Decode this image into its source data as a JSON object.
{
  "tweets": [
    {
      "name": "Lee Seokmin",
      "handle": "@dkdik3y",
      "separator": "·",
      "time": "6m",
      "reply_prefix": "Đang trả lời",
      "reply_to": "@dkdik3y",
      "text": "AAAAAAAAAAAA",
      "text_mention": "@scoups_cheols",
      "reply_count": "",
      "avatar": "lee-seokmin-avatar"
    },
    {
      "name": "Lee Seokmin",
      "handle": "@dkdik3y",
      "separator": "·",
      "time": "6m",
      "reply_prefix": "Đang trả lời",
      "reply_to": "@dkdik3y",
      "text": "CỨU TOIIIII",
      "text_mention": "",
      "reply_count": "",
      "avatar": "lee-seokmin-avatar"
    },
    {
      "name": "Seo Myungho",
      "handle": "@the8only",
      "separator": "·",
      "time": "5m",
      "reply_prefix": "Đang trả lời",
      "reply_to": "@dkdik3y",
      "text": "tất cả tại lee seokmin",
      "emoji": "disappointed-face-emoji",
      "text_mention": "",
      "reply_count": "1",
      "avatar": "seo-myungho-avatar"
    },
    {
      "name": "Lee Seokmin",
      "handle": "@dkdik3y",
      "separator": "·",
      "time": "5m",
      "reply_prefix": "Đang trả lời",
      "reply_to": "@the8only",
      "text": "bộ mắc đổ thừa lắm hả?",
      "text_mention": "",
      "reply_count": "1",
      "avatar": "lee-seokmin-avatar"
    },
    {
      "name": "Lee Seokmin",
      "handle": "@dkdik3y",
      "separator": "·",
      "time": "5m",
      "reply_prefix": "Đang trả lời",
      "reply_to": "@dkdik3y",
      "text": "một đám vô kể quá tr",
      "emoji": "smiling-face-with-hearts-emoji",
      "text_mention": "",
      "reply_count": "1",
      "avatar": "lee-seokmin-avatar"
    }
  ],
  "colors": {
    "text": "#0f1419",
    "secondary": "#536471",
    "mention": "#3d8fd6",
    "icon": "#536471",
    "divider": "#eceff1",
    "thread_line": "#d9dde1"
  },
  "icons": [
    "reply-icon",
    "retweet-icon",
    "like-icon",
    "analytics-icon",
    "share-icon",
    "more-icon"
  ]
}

== == ==

PROBLEM STATEMENT: Restate the data above exactly, keeping each word as it stands.

SOLUTION FOR THIS TASK:
Decode this image into its source data as a JSON object.
{
  "tweets": [
    {
      "name": "Lee Seokmin",
      "handle": "@dkdik3y",
      "separator": "·",
      "time": "6m",
      "reply_prefix": "Đang trả lời",
      "reply_to": "@dkdik3y",
      "text": "AAAAAAAAAAAA",
      "text_mention": "@scoups_cheols",
      "reply_count": "",
      "avatar": "lee-seokmin-avatar"
    },
    {
      "name": "Lee Seokmin",
      "handle": "@dkdik3y",
      "separator": "·",
      "time": "6m",
      "reply_prefix": "Đang trả lời",
      "reply_to": "@dkdik3y",
      "text": "CỨU TOIIIII",
      "text_mention": "",
      "reply_count": "",
      "avatar": "lee-seokmin-avatar"
    },
    {
      "name": "Seo Myungho",
      "handle": "@the8only",
      "separator": "·",
      "time": "5m",
      "reply_prefix": "Đang trả lời",
      "reply_to": "@dkdik3y",
      "text": "tất cả tại lee seokmin",
      "emoji": "disappointed-face-emoji",
      "text_mention": "",
      "reply_count": "1",
      "avatar": "seo-myungho-avatar"
    },
    {
      "name": "Lee Seokmin",
      "handle": "@dkdik3y",
      "separator": "·",
      "time": "5m",
      "reply_prefix": "Đang trả lời",
      "reply_to": "@the8only",
      "text": "bộ mắc đổ thừa lắm hả?",
      "text_mention": "",
      "reply_count": "1",
      "avatar": "lee-seokmin-avatar"
    },
    {
      "name": "Lee Seokmin",
      "handle": "@dkdik3y",
      "separator": "·",
      "time": "5m",
      "reply_prefix": "Đang trả lời",
      "reply_to": "@dkdik3y",
      "text": "một đám vô kể quá tr",
      "emoji": "smiling-face-with-hearts-emoji",
      "text_mention": "",
      "reply_count": "1",
      "avatar": "lee-seokmin-avatar"
    }
  ],
  "colors": {
    "text": "#0f1419",
    "secondary": "#536471",
    "mention": "#3d8fd6",
    "icon": "#536471",
    "divider": "#eceff1",
    "thread_line": "#d9dde1"
  },
  "icons": [
    "reply-icon",
    "retweet-icon",
    "like-icon",
    "analytics-icon",
    "share-icon",
    "more-icon"
  ]
}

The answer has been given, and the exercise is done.